**WHAT TO WORK ON:**
Render every entry exactly as it appears.

━━━━━ ENTRIES ━━━━━

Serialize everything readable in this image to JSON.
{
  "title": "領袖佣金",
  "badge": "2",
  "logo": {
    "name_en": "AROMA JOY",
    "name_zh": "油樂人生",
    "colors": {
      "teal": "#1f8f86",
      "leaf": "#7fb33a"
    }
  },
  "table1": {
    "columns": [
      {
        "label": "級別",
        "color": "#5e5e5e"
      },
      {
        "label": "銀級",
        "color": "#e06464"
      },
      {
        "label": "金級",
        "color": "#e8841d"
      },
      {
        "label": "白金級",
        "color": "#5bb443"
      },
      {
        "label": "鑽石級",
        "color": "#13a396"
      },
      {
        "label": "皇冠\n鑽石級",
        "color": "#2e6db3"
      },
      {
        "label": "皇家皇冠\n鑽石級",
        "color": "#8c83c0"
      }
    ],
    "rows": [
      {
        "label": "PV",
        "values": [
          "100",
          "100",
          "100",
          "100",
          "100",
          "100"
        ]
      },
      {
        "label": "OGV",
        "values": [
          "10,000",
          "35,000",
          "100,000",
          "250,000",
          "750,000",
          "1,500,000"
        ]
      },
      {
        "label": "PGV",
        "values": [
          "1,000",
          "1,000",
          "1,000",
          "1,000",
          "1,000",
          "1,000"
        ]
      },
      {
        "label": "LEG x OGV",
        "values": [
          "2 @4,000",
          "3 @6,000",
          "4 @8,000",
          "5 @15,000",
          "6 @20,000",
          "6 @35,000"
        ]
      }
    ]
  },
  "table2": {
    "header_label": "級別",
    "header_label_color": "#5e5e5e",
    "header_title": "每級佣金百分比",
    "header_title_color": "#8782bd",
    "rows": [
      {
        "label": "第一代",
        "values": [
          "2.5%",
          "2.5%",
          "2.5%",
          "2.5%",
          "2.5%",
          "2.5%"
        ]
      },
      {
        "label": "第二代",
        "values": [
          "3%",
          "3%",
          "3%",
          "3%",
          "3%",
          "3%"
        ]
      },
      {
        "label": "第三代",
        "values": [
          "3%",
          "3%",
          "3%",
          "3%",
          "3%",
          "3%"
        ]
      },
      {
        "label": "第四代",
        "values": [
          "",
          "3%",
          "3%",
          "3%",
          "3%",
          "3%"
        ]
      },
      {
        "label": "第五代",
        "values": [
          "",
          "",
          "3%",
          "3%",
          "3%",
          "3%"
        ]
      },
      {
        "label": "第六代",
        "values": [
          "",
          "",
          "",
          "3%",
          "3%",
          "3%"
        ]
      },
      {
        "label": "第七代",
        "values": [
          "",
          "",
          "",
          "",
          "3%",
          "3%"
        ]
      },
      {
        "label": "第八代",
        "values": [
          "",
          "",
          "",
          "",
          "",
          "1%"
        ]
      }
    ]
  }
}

━━━━━

**RESPONSE TO THE EXERCISE:**
Serialize everything readable in this image to JSON.
{
  "title": "領袖佣金",
  "badge": "2",
  "logo": {
    "name_en": "AROMA JOY",
    "name_zh": "油樂人生",
    "colors": {
      "teal": "#1f8f86",
      "leaf": "#7fb33a"
    }
  },
  "table1": {
    "columns": [
      {
        "label": "級別",
        "color": "#5e5e5e"
      },
      {
        "label": "銀級",
        "color": "#e06464"
      },
      {
        "label": "金級",
        "color": "#e8841d"
      },
      {
        "label": "白金級",
        "color": "#5bb443"
      },
      {
        "label": "鑽石級",
        "color": "#13a396"
      },
      {
        "label": "皇冠\n鑽石級",
        "color": "#2e6db3"
      },
      {
        "label": "皇家皇冠\n鑽石級",
        "color": "#8c83c0"
      }
    ],
    "rows": [
      {
        "label": "PV",
        "values": [
          "100",
          "100",
          "100",
          "100",
          "100",
          "100"
        ]
      },
      {
        "label": "OGV",
        "values": [
          "10,000",
          "35,000",
          "100,000",
          "250,000",
          "750,000",
          "1,500,000"
        ]
      },
      {
        "label": "PGV",
        "values": [
          "1,000",
          "1,000",
          "1,000",
          "1,000",
          "1,000",
          "1,000"
        ]
      },
      {
        "label": "LEG x OGV",
        "values": [
          "2 @4,000",
          "3 @6,000",
          "4 @8,000",
          "5 @15,000",
          "6 @20,000",
          "6 @35,000"
        ]
      }
    ]
  },
  "table2": {
    "header_label": "級別",
    "header_label_color": "#5e5e5e",
    "header_title": "每級佣金百分比",
    "header_title_color": "#8782bd",
    "rows": [
      {
        "label": "第一代",
        "values": [
          "2.5%",
          "2.5%",
          "2.5%",
          "2.5%",
          "2.5%",
          "2.5%"
        ]
      },
      {
        "label": "第二代",
        "values": [
          "3%",
          "3%",
          "3%",
          "3%",
          "3%",
          "3%"
        ]
      },
      {
        "label": "第三代",
        "values": [
          "3%",
          "3%",
          "3%",
          "3%",
          "3%",
          "3%"
        ]
      },
      {
        "label": "第四代",
        "values": [
          "",
          "3%",
          "3%",
          "3%",
          "3%",
          "3%"
        ]
      },
      {
        "label": "第五代",
        "values": [
          "",
          "",
          "3%",
          "3%",
          "3%",
          "3%"
        ]
      },
      {
        "label": "第六代",
        "values": [
          "",
          "",
          "",
          "3%",
          "3%",
          "3%"
        ]
      },
      {
        "label": "第七代",
        "values": [
          "",
          "",
          "",
          "",
          "3%",
          "3%"
        ]
      },
      {
        "label": "第八代",
        "values": [
          "",
          "",
          "",
          "",
          "",
          "1%"
        ]
      }
    ]
  }
}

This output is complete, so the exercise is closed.